**Stated problem:** In the listing below, count the lines with "marker" and report only the figure.

================

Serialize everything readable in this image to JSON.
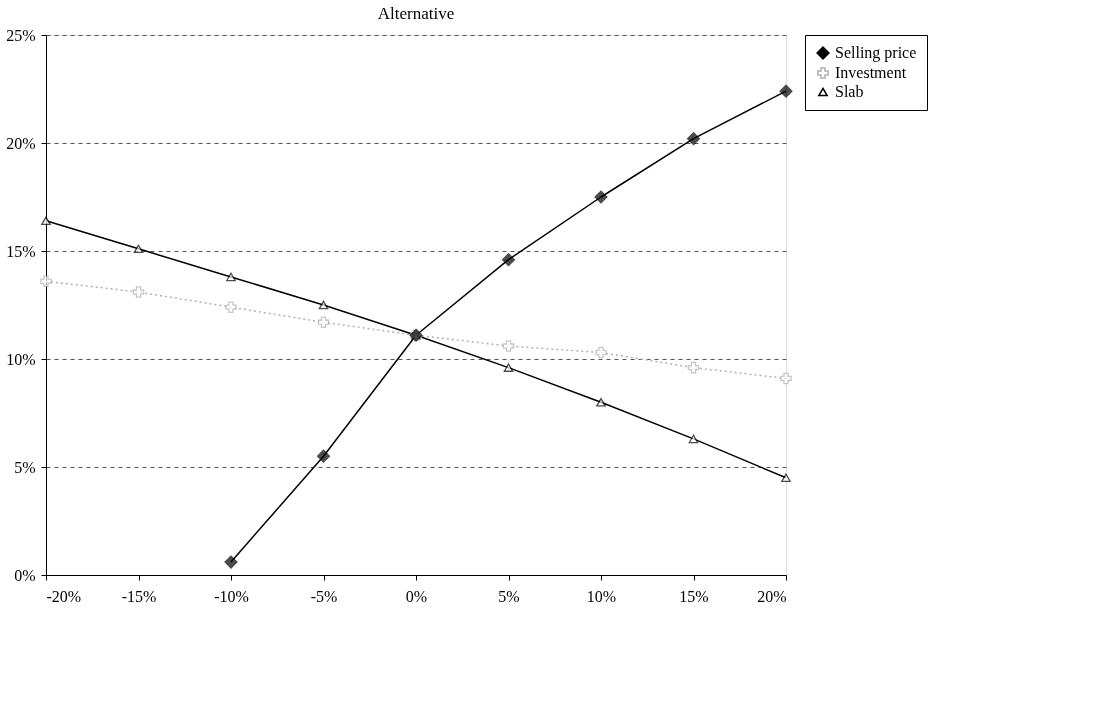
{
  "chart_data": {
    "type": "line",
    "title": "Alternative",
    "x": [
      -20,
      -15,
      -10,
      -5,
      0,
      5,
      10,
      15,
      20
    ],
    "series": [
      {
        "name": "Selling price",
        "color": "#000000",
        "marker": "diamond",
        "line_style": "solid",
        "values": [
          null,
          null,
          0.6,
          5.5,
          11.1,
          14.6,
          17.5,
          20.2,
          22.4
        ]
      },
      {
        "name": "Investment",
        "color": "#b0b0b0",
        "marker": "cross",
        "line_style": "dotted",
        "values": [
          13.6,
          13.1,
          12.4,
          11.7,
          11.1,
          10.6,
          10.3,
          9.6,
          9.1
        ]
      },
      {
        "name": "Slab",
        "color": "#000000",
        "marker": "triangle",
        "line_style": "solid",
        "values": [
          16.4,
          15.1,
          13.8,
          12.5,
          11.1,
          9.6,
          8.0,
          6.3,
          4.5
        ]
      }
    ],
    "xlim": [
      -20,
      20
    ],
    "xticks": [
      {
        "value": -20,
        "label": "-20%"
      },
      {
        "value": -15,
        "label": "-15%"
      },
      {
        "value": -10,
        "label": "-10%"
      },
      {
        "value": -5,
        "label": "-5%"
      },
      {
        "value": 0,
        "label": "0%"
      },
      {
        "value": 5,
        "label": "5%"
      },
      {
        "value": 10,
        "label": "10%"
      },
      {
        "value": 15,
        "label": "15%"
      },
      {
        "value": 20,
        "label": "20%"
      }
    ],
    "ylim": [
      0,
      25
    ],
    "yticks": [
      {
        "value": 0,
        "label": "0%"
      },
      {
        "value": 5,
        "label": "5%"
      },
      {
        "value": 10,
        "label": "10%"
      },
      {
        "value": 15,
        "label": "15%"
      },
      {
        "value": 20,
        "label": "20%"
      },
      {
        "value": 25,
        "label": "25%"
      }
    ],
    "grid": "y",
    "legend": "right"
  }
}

================

**Output of the task:** 3